Antike: Karthago & Rom
Tunesiens Geschichte beginnt mit einem der dramatischsten Konflikte der Antike: dem Kampf zwischen Karthago und Rom um die Vorherrschaft im Mittelmeer.
Karthago: Die Seemacht (814–146 v. Chr.)
814 v. Chr. gründete der Sage nach die phönizische Prinzessin Dido (Elissa) die Stadt Karthago — „Qart Hadasht" (Neue Stadt) — auf einem Hügel über dem Golf von Tunis. Was als Handelskolonie begann, entwickelte sich zur mächtigsten Stadt des westlichen Mittelmeers. Karthago kontrollierte ein Handelsimperium von Spanien bis Libyen, besaß die größte Flotte der antiken Welt und war berühmt für seinen Reichtum.
Die Punischen Kriege (264–146 v. Chr.) gegen Rom gehören zu den blutigsten Konflikten der Antike:
- 1. Punischer Krieg (264–241 v. Chr.): Karthago verliert Sizilien und Sardinien an Rom.
- 2. Punischer Krieg (218–201 v. Chr.): Hannibal Barkas überquert mit 37 Elefanten die Alpen und besiegt die Römer in mehreren Schlachten (Cannae, 216 v. Chr. — Roms schwerste Niederlage). Dennoch kann er Rom nicht erobern und verliert den Krieg.
- 3. Punischer Krieg (149–146 v. Chr.): Rom zerstört Karthago vollständig. Die Stadt wird dem Erdboden gleichgemacht, die Bevölkerung versklavt. „Carthago delenda est" (Karthago muss zerstört werden) — der Satz des Senators Cato wurde Realität.

■ Auszuführende Aufgaben ■
A. Übersetzen Sie den folgenden Satz aus dem Text über Karthago und Rom ins Englische: „Was als Handelskolonie begann, entwickelte sich zur mächtigsten Stadt des westlichen Mittelmeers.“
B. Welche Schlacht bezeichnet der Text über Karthago und Rom als Roms schwerste Niederlage, und in welchem Jahr fand sie statt?
C. Geben Sie den Abschnitt des Textes über Karthago und Rom wörtlich wieder, beginnend mit „Antike: Karthago &“ und fortlaufend bis einschließlich „Sardinien an Rom.“.

■ Bereitgestellte Angaben ■
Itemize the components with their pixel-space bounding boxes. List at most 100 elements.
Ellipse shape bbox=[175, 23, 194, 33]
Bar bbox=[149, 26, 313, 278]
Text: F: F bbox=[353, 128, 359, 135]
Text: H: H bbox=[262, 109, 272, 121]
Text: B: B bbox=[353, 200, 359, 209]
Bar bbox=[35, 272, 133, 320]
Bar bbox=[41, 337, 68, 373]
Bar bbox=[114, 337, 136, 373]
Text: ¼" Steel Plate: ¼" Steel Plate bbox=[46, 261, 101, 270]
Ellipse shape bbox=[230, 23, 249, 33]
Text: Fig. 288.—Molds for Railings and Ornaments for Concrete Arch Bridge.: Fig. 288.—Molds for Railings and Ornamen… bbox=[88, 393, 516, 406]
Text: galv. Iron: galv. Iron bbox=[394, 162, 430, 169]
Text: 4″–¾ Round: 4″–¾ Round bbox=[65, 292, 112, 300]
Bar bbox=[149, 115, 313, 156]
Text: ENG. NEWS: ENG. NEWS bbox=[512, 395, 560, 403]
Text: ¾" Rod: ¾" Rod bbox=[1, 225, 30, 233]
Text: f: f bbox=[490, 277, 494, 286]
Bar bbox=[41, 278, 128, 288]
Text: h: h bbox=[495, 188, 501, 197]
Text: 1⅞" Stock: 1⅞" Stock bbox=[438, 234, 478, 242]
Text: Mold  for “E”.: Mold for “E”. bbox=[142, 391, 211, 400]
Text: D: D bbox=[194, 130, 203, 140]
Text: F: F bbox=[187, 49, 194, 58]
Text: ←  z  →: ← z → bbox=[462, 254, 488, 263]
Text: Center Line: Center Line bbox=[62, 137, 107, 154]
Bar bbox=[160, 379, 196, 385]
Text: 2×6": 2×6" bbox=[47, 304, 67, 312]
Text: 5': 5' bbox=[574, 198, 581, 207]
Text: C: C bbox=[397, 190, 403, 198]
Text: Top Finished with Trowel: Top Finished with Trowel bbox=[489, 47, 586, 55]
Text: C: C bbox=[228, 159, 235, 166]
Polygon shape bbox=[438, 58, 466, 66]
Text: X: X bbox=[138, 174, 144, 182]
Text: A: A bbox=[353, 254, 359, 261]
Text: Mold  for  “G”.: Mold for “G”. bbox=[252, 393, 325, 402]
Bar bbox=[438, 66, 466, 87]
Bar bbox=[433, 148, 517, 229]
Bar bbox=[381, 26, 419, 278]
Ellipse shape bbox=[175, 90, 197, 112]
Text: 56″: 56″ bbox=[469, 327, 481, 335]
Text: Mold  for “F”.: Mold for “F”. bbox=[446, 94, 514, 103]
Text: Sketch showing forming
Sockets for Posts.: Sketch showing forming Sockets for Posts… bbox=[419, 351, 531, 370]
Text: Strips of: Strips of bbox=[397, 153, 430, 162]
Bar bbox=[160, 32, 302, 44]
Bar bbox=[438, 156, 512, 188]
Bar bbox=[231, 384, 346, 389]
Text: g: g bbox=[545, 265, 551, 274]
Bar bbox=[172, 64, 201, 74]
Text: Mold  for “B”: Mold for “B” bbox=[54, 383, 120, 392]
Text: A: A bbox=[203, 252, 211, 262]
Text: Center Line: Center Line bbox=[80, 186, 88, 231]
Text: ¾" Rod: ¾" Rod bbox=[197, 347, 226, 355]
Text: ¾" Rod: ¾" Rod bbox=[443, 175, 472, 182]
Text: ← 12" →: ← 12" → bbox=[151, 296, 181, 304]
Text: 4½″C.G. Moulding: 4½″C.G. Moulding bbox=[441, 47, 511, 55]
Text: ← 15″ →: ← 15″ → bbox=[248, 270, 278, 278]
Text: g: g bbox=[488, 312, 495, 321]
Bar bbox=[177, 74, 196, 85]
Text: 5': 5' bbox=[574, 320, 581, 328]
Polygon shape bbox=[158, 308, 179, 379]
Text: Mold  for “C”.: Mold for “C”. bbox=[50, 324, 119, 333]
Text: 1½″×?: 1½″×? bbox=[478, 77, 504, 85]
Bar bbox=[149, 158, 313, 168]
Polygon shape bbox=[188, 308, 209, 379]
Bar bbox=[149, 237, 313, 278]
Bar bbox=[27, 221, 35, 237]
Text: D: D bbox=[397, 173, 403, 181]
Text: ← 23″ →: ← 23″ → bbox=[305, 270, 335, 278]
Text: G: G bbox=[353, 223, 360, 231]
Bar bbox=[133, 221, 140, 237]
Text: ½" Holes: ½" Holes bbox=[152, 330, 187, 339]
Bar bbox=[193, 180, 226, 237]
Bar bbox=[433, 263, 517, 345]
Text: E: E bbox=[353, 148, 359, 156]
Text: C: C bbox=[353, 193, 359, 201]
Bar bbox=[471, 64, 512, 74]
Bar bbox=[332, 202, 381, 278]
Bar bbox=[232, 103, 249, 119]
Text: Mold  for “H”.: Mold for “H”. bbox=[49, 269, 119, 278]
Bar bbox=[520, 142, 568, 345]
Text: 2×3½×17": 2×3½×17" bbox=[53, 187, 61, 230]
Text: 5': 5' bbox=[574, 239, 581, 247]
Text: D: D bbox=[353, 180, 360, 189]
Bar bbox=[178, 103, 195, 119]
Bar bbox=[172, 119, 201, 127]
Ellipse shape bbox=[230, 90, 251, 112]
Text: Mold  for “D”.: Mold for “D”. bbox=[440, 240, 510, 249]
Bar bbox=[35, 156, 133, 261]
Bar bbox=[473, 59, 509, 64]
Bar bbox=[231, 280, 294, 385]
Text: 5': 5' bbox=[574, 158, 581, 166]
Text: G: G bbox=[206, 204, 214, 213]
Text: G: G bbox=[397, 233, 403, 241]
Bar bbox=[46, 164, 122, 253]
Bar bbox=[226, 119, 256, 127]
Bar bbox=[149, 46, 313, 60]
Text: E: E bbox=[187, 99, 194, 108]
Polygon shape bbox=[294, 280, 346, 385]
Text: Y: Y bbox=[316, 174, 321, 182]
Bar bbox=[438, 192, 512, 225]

■ Antworten je Aufgabe ■
A. What began as a trading colony developed into the most powerful city of the western Mediterranean.

B. Die Schlacht von Cannae, 216 v. Chr.

C.
Antike: Karthago & Rom
Tunesiens Geschichte beginnt mit einem der dramatischsten Konflikte der Antike: dem Kampf zwischen Karthago und Rom um die Vorherrschaft im Mittelmeer.
Karthago: Die Seemacht (814–146 v. Chr.)
814 v. Chr. gründete der Sage nach die phönizische Prinzessin Dido (Elissa) die Stadt Karthago — „Qart Hadasht" (Neue Stadt) — auf einem Hügel über dem Golf von Tunis. Was als Handelskolonie begann, entwickelte sich zur mächtigsten Stadt des westlichen Mittelmeers. Karthago kontrollierte ein Handelsimperium von Spanien bis Libyen, besaß die größte Flotte der antiken Welt und war berühmt für seinen Reichtum.
Die Punischen Kriege (264–146 v. Chr.) gegen Rom gehören zu den blutigsten Konflikten der Antike:
- 1. Punischer Krieg (264–241 v. Chr.): Karthago verliert Sizilien und Sardinien an Rom.